Search the entries for the word "Saída" and pull out each line that has it.

>> Begin GIVEN RECORDS

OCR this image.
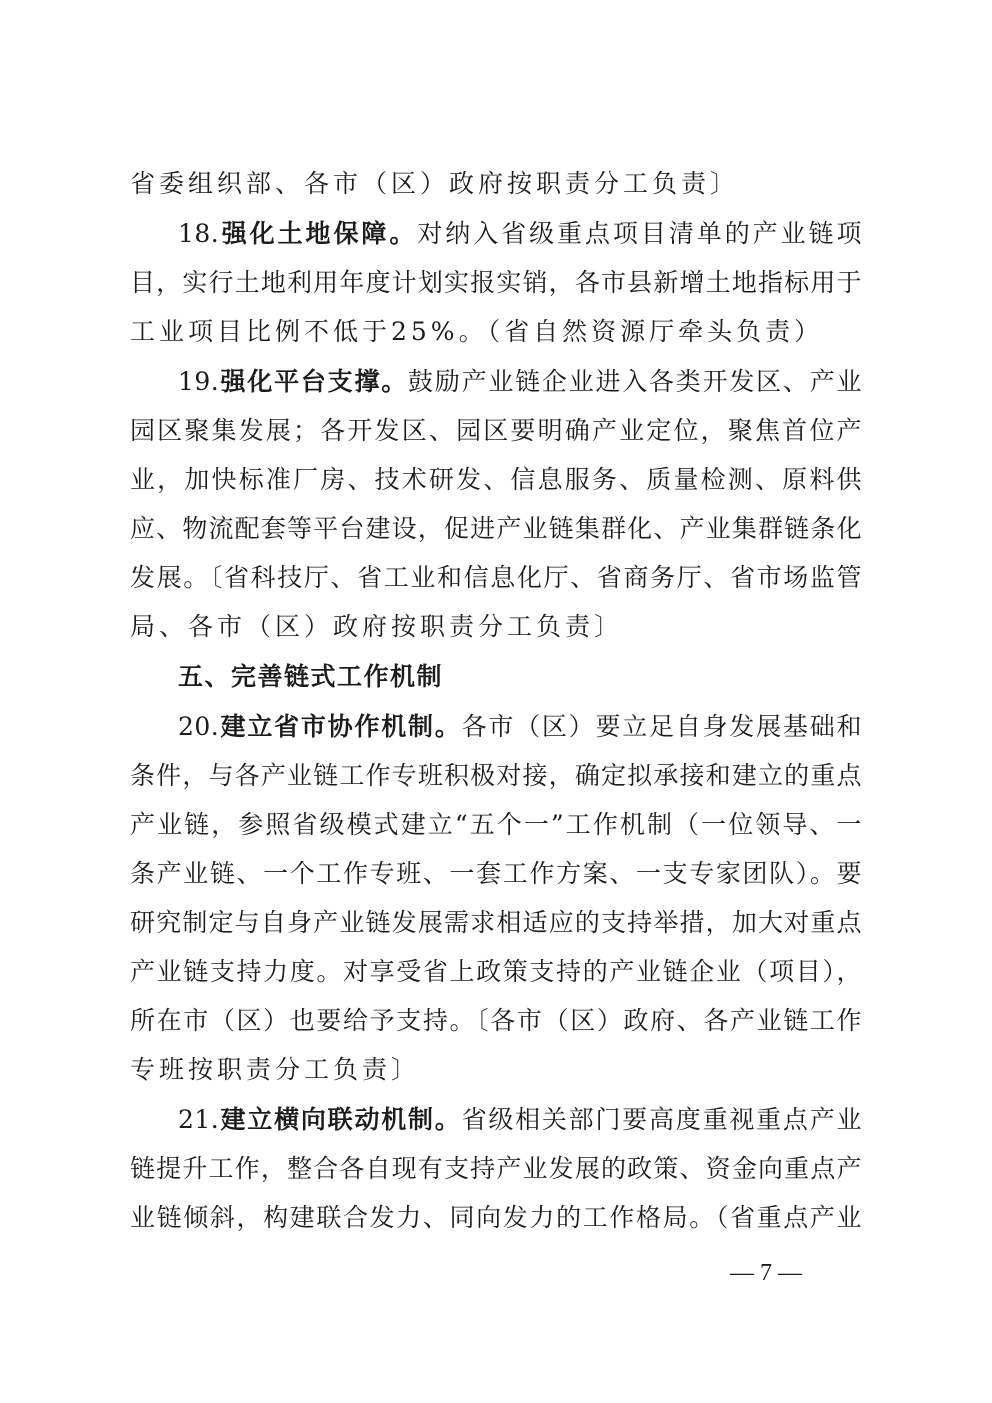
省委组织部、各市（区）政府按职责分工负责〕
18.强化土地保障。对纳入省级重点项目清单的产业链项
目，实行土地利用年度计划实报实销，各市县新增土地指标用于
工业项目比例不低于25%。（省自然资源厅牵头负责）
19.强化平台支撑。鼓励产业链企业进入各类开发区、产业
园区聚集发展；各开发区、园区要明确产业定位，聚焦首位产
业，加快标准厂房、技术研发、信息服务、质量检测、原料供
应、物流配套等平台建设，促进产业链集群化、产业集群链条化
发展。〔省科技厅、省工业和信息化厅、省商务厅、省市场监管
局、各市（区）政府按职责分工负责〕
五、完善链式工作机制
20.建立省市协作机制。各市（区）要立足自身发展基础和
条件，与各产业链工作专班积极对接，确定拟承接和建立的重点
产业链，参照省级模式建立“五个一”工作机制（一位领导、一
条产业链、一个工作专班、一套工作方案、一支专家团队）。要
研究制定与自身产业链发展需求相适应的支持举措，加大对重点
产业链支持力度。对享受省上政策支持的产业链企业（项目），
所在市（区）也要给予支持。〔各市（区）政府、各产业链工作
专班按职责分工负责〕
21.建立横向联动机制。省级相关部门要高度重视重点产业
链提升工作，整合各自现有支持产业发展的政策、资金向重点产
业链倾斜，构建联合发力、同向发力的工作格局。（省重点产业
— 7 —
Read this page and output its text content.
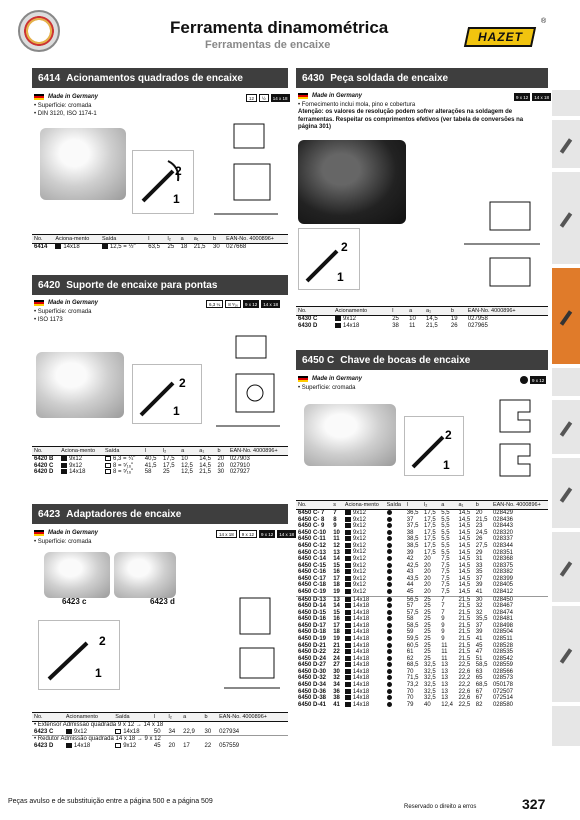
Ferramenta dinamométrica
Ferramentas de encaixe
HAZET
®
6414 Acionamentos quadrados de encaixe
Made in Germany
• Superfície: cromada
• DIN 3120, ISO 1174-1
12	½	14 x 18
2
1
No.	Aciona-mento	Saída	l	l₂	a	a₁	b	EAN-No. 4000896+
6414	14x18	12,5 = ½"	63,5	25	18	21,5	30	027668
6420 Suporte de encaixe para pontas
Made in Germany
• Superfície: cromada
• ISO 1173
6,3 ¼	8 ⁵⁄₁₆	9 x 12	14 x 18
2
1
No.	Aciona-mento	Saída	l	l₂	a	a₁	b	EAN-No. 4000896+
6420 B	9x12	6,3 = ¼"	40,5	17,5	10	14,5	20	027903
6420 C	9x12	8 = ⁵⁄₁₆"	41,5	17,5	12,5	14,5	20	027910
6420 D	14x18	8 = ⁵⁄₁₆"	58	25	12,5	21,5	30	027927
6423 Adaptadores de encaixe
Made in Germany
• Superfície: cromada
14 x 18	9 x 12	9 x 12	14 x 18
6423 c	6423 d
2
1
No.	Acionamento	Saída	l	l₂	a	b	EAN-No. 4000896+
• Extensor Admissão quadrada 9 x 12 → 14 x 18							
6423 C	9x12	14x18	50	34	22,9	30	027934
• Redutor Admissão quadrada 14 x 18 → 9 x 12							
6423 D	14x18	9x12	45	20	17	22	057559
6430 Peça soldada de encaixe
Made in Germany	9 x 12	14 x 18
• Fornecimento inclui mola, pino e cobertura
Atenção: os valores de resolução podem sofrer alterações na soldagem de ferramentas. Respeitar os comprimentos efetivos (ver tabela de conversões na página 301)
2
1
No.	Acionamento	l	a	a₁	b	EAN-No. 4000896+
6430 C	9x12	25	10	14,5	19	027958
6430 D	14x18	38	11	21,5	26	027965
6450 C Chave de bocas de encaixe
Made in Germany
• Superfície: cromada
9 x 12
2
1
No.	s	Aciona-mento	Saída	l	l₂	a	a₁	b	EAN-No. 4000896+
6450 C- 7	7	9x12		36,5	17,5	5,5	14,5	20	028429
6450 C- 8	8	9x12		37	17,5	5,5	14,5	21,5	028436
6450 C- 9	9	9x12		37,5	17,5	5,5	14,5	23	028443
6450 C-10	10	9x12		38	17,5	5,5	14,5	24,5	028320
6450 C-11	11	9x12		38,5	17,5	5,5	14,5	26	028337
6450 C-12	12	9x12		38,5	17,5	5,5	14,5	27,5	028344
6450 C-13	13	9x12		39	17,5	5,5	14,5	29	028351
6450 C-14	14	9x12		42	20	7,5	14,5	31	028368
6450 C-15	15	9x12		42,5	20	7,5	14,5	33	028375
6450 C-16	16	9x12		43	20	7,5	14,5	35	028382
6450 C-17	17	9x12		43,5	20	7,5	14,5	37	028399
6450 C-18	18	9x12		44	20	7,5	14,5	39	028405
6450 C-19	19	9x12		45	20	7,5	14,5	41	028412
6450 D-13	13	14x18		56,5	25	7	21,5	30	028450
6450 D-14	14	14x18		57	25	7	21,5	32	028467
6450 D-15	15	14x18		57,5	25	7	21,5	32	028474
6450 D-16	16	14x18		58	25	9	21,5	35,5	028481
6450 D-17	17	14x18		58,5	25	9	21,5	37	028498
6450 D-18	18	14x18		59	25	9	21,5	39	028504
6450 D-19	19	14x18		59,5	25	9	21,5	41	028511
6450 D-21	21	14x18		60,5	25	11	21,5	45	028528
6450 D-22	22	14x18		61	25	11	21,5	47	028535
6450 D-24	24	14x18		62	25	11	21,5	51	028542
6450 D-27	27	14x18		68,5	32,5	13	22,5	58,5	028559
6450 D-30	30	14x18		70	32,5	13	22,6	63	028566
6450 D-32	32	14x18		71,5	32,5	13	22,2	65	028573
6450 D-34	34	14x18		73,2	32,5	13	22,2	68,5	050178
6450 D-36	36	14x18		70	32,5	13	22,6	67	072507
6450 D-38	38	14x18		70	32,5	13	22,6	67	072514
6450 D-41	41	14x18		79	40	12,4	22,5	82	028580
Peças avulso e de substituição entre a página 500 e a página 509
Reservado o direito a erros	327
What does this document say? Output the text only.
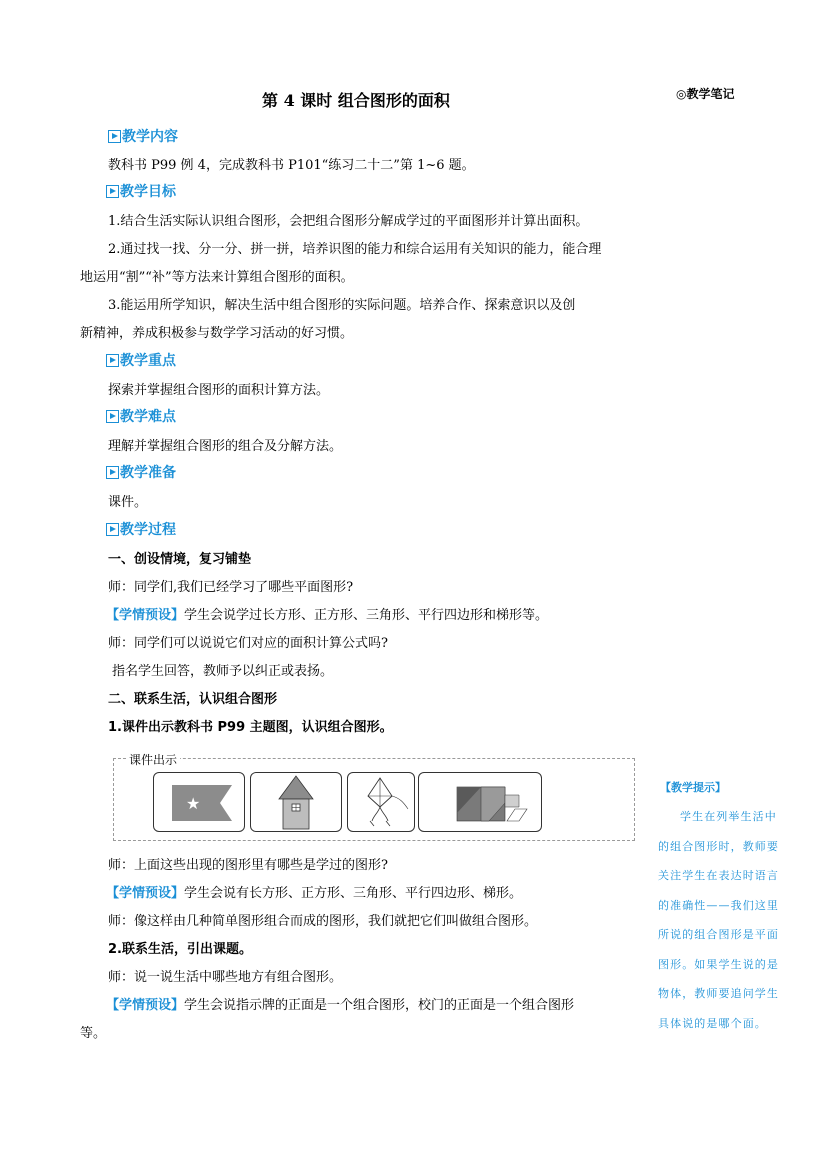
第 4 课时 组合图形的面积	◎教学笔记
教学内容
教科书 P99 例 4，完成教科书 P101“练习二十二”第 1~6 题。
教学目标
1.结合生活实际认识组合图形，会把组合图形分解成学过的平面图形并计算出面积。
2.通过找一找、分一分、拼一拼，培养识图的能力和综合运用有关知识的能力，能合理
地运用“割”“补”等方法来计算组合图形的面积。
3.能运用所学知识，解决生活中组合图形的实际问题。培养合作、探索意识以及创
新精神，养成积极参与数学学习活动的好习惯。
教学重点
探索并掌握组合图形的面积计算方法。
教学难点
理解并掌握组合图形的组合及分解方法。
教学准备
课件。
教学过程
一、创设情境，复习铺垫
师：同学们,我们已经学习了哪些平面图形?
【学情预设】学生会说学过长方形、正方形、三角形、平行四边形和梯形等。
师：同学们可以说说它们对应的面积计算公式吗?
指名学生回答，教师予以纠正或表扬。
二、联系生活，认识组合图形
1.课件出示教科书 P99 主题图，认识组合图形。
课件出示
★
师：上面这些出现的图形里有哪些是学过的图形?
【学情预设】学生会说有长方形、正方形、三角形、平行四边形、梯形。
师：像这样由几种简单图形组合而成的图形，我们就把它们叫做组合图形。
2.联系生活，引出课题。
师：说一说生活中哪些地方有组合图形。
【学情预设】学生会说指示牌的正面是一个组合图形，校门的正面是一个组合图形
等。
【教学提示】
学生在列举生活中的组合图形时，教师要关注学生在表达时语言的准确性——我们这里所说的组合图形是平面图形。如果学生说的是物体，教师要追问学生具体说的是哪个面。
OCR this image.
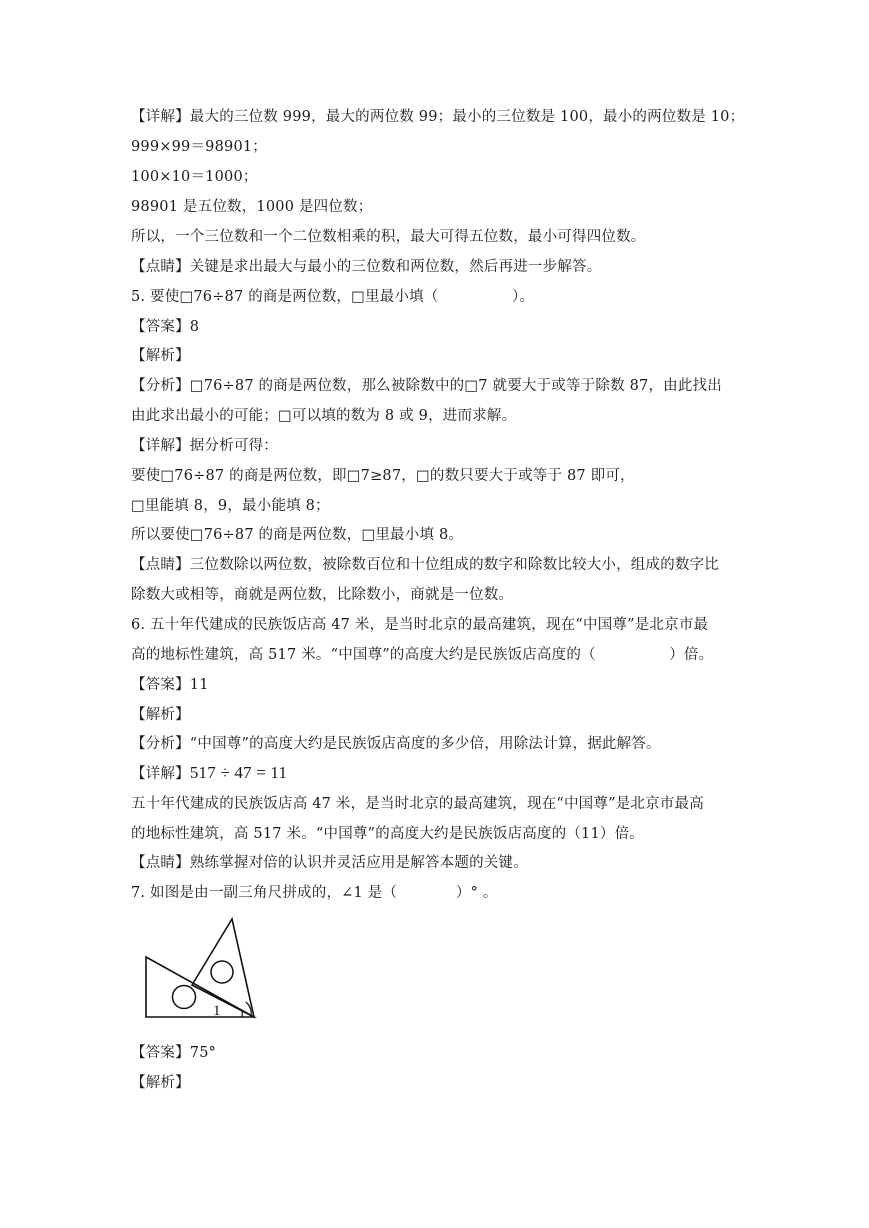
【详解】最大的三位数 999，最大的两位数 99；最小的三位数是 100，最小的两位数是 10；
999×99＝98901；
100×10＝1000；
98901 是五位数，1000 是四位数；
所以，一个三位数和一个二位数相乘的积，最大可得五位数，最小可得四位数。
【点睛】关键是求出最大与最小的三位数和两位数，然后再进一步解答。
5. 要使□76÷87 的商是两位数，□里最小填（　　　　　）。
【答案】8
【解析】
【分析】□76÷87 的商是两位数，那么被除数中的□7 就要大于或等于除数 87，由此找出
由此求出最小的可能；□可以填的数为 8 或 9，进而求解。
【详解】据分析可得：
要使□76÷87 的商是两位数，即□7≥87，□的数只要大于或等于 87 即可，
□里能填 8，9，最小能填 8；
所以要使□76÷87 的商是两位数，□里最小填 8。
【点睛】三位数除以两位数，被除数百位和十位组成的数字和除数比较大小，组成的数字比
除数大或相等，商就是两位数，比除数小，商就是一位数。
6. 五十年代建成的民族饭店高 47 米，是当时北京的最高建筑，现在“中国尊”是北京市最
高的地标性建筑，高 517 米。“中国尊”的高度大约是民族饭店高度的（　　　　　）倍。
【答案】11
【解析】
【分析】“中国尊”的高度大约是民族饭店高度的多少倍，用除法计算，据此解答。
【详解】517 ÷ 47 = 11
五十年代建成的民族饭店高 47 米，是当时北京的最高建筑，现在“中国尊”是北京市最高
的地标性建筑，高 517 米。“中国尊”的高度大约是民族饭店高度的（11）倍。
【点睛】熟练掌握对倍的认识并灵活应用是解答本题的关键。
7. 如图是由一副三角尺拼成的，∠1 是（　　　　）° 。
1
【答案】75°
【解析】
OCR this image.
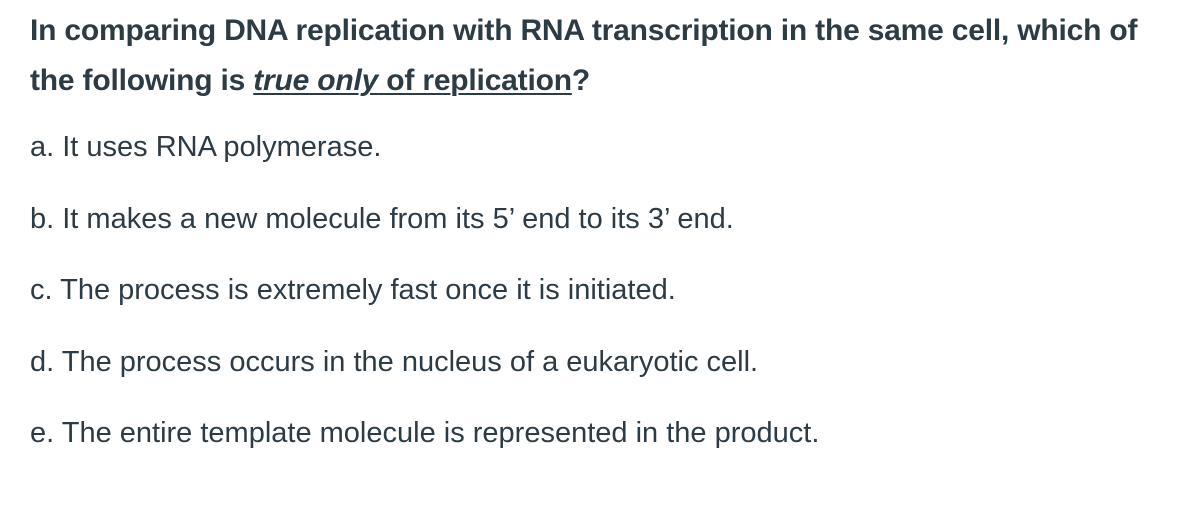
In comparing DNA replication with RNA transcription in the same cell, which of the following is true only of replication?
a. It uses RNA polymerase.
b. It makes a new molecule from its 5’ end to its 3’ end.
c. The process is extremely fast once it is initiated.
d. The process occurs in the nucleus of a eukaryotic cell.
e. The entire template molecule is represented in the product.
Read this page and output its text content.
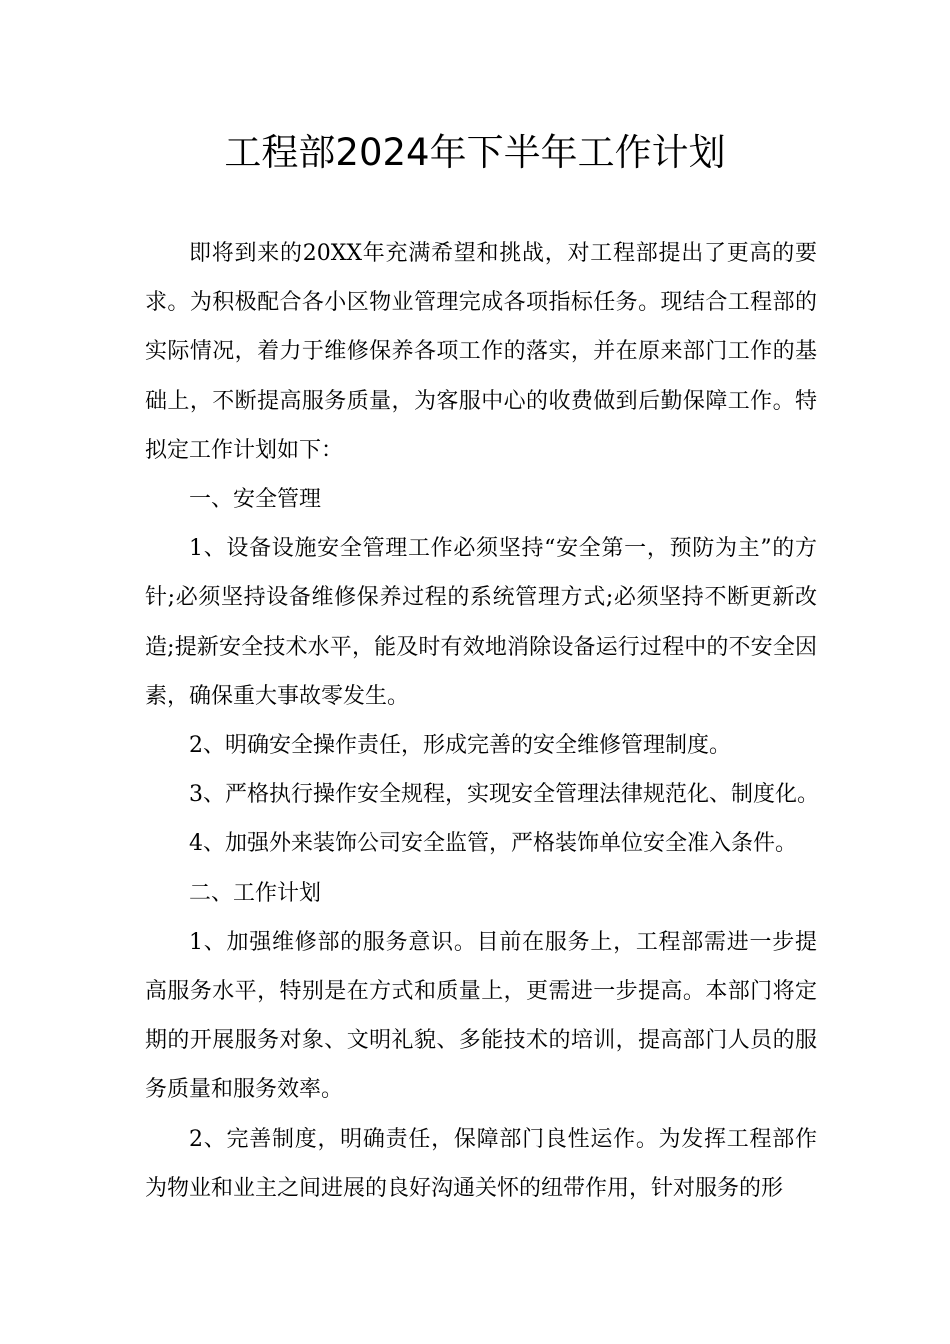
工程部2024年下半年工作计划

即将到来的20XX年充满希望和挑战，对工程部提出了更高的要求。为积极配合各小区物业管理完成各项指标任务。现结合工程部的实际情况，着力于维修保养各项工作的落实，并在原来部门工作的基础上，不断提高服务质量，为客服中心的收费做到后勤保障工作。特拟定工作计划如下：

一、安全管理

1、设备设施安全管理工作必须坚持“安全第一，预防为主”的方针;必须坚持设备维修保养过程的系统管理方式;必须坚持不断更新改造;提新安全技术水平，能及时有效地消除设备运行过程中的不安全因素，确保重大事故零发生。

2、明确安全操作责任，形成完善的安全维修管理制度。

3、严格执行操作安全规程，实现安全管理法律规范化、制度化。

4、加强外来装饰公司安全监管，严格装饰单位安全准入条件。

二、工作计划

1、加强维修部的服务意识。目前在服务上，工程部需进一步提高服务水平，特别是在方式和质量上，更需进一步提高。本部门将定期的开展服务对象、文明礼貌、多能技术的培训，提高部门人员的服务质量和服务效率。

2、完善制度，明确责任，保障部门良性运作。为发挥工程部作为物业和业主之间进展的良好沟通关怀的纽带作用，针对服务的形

>> End GIVEN RECORDS

**REPLY TO THE TASK**:
No.	Aciona-mento	Saída	l	l₂	a	a₁	b	EAN-No. 4000896+
No.	Aciona-mento	Saída	l	l₂	a	a₁	b	EAN-No. 4000896+
No.	Acionamento	Saída	l	l₂	a	b	EAN-No. 4000896+
No.	s	Aciona-mento	Saída	l	l₂	a	a₁	b	EAN-No. 4000896+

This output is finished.